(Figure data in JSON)
+++

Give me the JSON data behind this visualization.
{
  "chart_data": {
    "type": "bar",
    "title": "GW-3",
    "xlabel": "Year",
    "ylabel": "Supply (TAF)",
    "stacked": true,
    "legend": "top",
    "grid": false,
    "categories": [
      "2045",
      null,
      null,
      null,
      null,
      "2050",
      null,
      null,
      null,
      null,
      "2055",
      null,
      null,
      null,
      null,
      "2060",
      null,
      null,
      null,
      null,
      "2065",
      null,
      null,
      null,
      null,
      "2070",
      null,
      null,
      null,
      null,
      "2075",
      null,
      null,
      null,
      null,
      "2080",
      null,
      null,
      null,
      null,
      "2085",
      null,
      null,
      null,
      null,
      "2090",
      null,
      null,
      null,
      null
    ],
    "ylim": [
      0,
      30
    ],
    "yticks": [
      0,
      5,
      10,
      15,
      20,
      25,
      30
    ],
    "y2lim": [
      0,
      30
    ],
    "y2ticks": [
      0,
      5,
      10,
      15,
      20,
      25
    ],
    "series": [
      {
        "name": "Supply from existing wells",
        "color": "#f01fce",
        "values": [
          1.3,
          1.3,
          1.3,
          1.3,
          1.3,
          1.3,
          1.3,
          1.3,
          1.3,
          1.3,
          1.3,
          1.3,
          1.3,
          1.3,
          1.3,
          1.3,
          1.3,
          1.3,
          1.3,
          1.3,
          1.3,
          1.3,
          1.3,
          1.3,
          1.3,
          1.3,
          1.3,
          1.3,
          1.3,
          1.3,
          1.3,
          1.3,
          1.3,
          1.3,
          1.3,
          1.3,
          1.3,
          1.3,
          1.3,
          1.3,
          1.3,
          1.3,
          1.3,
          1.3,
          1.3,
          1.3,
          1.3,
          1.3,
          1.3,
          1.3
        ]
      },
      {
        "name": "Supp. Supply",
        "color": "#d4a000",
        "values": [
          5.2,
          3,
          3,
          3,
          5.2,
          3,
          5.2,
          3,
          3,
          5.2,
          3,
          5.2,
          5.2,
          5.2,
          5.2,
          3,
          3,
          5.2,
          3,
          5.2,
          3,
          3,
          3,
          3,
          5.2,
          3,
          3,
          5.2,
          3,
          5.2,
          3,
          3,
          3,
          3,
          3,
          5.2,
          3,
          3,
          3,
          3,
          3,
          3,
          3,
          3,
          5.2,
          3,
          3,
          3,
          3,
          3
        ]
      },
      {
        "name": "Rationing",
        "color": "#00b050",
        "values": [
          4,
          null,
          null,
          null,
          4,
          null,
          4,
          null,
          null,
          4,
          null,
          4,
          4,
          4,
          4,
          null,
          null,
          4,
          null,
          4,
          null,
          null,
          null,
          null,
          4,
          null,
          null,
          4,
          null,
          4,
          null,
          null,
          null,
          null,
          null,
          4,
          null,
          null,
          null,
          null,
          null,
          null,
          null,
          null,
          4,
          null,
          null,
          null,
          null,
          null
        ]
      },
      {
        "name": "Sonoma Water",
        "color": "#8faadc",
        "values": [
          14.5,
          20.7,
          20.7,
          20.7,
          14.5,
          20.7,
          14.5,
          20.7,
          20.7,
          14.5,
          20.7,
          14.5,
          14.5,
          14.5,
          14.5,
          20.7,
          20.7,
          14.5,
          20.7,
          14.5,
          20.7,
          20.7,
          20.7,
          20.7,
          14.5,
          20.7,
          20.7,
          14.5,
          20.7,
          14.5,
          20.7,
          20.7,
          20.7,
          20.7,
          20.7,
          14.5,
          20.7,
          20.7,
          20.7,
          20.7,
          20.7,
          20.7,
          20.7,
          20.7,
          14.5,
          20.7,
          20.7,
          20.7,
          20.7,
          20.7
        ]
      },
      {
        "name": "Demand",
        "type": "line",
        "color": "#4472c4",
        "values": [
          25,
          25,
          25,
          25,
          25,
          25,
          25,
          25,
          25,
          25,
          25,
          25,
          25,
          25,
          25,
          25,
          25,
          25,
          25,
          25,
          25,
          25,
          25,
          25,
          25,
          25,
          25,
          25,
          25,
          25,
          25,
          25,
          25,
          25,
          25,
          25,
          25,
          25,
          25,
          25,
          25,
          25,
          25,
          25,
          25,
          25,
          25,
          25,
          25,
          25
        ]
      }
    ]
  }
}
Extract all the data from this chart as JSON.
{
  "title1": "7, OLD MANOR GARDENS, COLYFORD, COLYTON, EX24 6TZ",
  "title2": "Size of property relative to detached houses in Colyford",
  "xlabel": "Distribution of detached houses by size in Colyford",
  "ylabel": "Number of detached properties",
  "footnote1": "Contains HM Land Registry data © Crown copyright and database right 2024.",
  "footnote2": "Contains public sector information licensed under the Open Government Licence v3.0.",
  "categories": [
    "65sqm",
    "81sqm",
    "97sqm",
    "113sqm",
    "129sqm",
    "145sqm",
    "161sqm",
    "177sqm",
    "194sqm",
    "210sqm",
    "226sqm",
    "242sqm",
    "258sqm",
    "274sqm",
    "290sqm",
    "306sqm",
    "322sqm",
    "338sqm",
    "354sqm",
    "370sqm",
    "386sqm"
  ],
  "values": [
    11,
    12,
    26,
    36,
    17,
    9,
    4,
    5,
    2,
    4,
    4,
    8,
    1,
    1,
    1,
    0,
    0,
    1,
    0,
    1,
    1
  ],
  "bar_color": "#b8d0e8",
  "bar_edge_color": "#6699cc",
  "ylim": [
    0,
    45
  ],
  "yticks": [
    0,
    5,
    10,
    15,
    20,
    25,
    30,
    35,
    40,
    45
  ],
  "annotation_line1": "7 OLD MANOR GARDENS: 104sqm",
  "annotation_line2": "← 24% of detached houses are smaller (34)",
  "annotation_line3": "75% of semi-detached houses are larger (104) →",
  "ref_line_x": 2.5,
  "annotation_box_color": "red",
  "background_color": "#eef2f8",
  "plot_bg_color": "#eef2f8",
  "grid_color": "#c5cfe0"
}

+++

▸ **Problem requirements**:
Copy every line above in which the string "Contains" shows up.

▸ **Written response**:
  "footnote1": "Contains HM Land Registry data © Crown copyright and database right 2024.",
  "footnote2": "Contains public sector information licensed under the Open Government Licence v3.0.",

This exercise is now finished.